__Brief A__
Please update the stretch of the Adelaide Festival study announcement from "The true value" through "identity and wellbeing." by replacing "Festival-goers" with "festival attendees".
__Brief B__
According to the Adelaide Festival study announcement, in what year did the Adelaide Festival begin?

__Page excerpt__
──────────

The true value of the 2013 Adelaide Festival to the community and the state will be studied by a team of international experts led by Flinders University.
The Cultural Value Research Project (CVRP) will survey Festival-goers and members of the general public alike to determine how they value the Festival in terms of its contribution to the State’s reputation, as well their sense of identity and wellbeing.
Flinders University’s Head of Tourism and CVRP team leader, Dr Steve Brown, said the project will, for the first time, put a dollar value on culture beyond the purely economic.
“The ‘economic multiplier’ effect of festivals – how they boost revenue to the aviation, hotel, tourism and hospitality sectors, for example – is well-established. But the value of the Adelaide Festival’s contribution to the social fabric of the State has never been measured,” Dr Brown said.
“Since its inception in 1960, the Adelaide Festival has been an integral part of our identity. Its value to the marketing of the State is recognised. Now, we want to measure the feeling of wellbeing and the ‘pride’ South Australians derive from the Festival and put a dollar value on it,” he said.
Adelaide Festival Chief Executive Karen Bryant said that it “is incredibly useful for us to be able to quantify the culture value of our festival to the community we serve”.
“We’re thrilled to be participating in one of the first studies using this ground-breaking research,” she said.
Dr Brown said the project has the potential to examine a wide range of other local and interstate festivals, such as Womadelaide, the Adelaide Fringe and the Perth International Arts Festival, in order to get a complete picture of the cultural value of these events.
International event researchers, Professor Tommy Andersson (Gothenburg University) – who trialled and tested the project in Europe – as well as Professor Donald Getz (Calgary and Stavanger Universities) and Mr Anders Nordvall (European Tourism Research Institute) will join the project team in Adelaide for this survey.
“The idea for an international collaboration in this research area came out of a seminar held in Gothenburg in mid-2009,” Dr Brown said.
“Since then an enormous amount of work has been done to create this system and we now have an accurate means of measuring the kinds of impacts festivals and events have on culture and society,” he said.
The eight-minute survey will ask participants, for example, how they determine value for money and what they would be prepared to pay for their festival experience.
Their responses will be recorded on tablets using software developed by staff and students in the University’s School of Computer Science, Engineering and Mathematics as part of the Mass Gathering Data Acquisition and Analysis (MaGDAA) project.
“Once the initial roll out is underway, we anticipate studies of cultural institutions such as libraries, museums and art galleries will also be undertaken,” Dr Brown said.
I find it perplexing that this study will “put a dollar value” on culture, well-being and pride “beyond the purely economic”. Huh? Isn’t dollar as a unit of measurement only meaningful in economic terms?
I also wonder how this value will be gauged? Are the implications that low “dollar-value” cultural events will be got rid of? Does “dollar value” equate to a sort of a popular vote on what is valueable? In “dollar” terms what do culture and well-being mean? Might some things be valueable in ways that can’t be measured, or in ways that are not immediately apparent? Is there a danger that we will end up with no cultural activities at all when people claim that shopping is the best activity for their “well-being” and instead we will have nothing but a giant market place?
All thanks go to Dr. Brown and all members of this international research team, to conduct such break-through research. Putting a “dollar” value on the cultural aspect of festivals/Adelaide festival is not easy job, as the reasearch team has to conduct the reasearch itself as well as convincing the event industry of its viability. I wish the international research team all the best, and I will be looking out for the research results and recommendations.

──────────

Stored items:

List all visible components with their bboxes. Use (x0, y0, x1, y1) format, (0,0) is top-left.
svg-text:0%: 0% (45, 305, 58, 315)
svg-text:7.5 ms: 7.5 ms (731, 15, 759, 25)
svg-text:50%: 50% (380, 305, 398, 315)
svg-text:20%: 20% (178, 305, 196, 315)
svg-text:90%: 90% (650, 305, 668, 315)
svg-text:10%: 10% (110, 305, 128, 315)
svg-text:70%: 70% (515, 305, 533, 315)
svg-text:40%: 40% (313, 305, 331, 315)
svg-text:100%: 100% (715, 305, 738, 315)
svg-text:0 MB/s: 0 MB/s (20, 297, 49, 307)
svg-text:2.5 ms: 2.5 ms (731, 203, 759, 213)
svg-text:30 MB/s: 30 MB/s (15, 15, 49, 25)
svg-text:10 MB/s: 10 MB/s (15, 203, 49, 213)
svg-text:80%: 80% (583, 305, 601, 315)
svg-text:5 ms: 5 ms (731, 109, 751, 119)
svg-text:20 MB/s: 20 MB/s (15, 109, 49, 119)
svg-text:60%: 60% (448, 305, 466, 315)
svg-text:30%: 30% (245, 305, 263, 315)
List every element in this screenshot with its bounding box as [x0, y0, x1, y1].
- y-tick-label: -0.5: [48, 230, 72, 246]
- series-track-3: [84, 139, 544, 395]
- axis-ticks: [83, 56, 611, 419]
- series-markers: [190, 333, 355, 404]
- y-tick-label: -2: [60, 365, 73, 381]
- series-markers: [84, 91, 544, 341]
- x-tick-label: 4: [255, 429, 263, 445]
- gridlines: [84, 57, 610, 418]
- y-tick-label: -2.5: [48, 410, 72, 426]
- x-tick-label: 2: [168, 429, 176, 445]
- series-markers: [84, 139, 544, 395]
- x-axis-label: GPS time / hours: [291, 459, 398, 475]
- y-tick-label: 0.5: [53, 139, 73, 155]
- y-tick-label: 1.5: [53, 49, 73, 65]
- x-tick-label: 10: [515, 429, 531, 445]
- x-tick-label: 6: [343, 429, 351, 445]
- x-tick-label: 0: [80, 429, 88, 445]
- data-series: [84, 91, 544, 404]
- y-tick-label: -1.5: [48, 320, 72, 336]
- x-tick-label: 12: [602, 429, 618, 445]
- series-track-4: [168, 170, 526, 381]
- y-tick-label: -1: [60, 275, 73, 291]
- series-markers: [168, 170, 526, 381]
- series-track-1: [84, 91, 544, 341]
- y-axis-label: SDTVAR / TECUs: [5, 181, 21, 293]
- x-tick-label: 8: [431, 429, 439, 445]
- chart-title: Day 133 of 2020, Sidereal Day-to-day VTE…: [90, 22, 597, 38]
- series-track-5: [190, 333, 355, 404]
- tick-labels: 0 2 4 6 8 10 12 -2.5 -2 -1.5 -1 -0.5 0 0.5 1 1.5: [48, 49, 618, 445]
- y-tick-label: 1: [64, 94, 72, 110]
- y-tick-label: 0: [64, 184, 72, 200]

──────────

__Problem solution A__
The true value of the 2013 Adelaide Festival to the community and the state will be studied by a team of international experts led by Flinders University.
The Cultural Value Research Project (CVRP) will survey festival attendees and members of the general public alike to determine how they value the Festival in terms of its contribution to the State’s reputation, as well their sense of identity and wellbeing.

__Problem solution B__
1960